-- What to produce --
Revise the records from the start through the line containing "The magnetically drivable particle 30 is at", changing "measurement channel" to "detection channel" and leaving all else the same. Leave the pictures out of the answer.
[Start Recorded information]
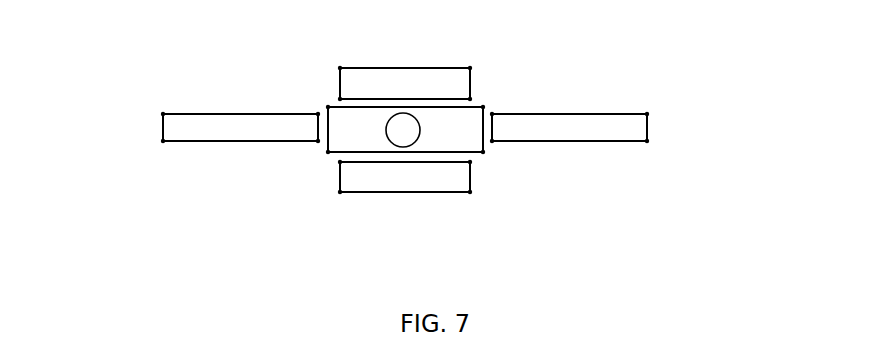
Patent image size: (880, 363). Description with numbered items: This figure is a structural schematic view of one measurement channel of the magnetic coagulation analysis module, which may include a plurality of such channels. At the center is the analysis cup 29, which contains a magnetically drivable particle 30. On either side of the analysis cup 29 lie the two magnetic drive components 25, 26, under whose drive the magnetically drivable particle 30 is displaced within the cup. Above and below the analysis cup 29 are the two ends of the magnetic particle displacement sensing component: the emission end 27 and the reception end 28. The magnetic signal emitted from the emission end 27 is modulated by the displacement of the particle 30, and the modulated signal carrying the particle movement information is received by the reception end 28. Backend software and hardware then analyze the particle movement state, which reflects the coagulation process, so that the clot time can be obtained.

The magnetic drive component 25 is at (161, 143).
The magnetic drive component 26 is at (650, 143).
The emission end of the magnetic particle displacement sensing component 27 is at (338, 194).
The reception end of the magnetic particle displacement sensing component 28 is at (338, 66).
The analysis cup 29 is at (486, 154).
The magnetically drivable particle 30 is at (423, 135).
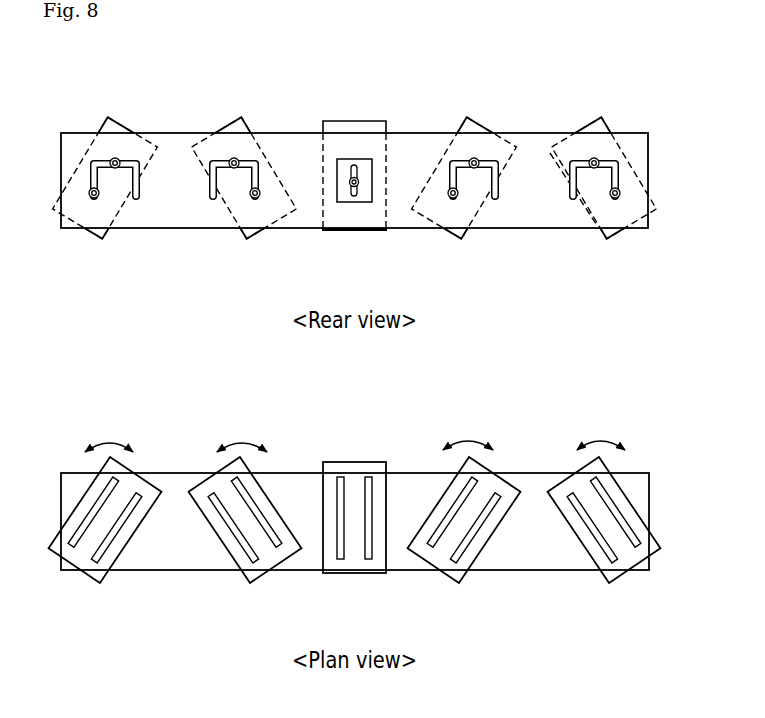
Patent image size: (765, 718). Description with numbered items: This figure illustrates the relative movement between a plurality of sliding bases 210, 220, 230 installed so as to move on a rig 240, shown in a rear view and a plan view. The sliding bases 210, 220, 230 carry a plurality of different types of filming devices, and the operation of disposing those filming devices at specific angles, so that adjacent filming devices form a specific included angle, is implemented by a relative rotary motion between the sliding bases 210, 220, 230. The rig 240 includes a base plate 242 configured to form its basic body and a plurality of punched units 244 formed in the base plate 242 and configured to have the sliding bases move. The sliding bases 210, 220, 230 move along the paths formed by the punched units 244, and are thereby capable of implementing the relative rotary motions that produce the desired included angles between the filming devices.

The sliding base 210 is at (355, 125).
The sliding base 220 is at (470, 125).
The sliding base 230 is at (240, 127).
The rig 240 is at (550, 130).
The base plate 242 is at (583, 218).
The punched unit 244 is at (140, 198).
[End Recorded information]
-- Exercise response --
Patent image size: (880, 363). Description with numbered items: This figure is a structural schematic view of one detection channel of the magnetic coagulation analysis module, which may include a plurality of such channels. At the center is the analysis cup 29, which contains a magnetically drivable particle 30. On either side of the analysis cup 29 lie the two magnetic drive components 25, 26, under whose drive the magnetically drivable particle 30 is displaced within the cup. Above and below the analysis cup 29 are the two ends of the magnetic particle displacement sensing component: the emission end 27 and the reception end 28. The magnetic signal emitted from the emission end 27 is modulated by the displacement of the particle 30, and the modulated signal carrying the particle movement information is received by the reception end 28. Backend software and hardware then analyze the particle movement state, which reflects the coagulation process, so that the clot time can be obtained.

The magnetic drive component 25 is at (161, 143).
The magnetic drive component 26 is at (650, 143).
The emission end of the magnetic particle displacement sensing component 27 is at (338, 194).
The reception end of the magnetic particle displacement sensing component 28 is at (338, 66).
The analysis cup 29 is at (486, 154).
The magnetically drivable particle 30 is at (423, 135).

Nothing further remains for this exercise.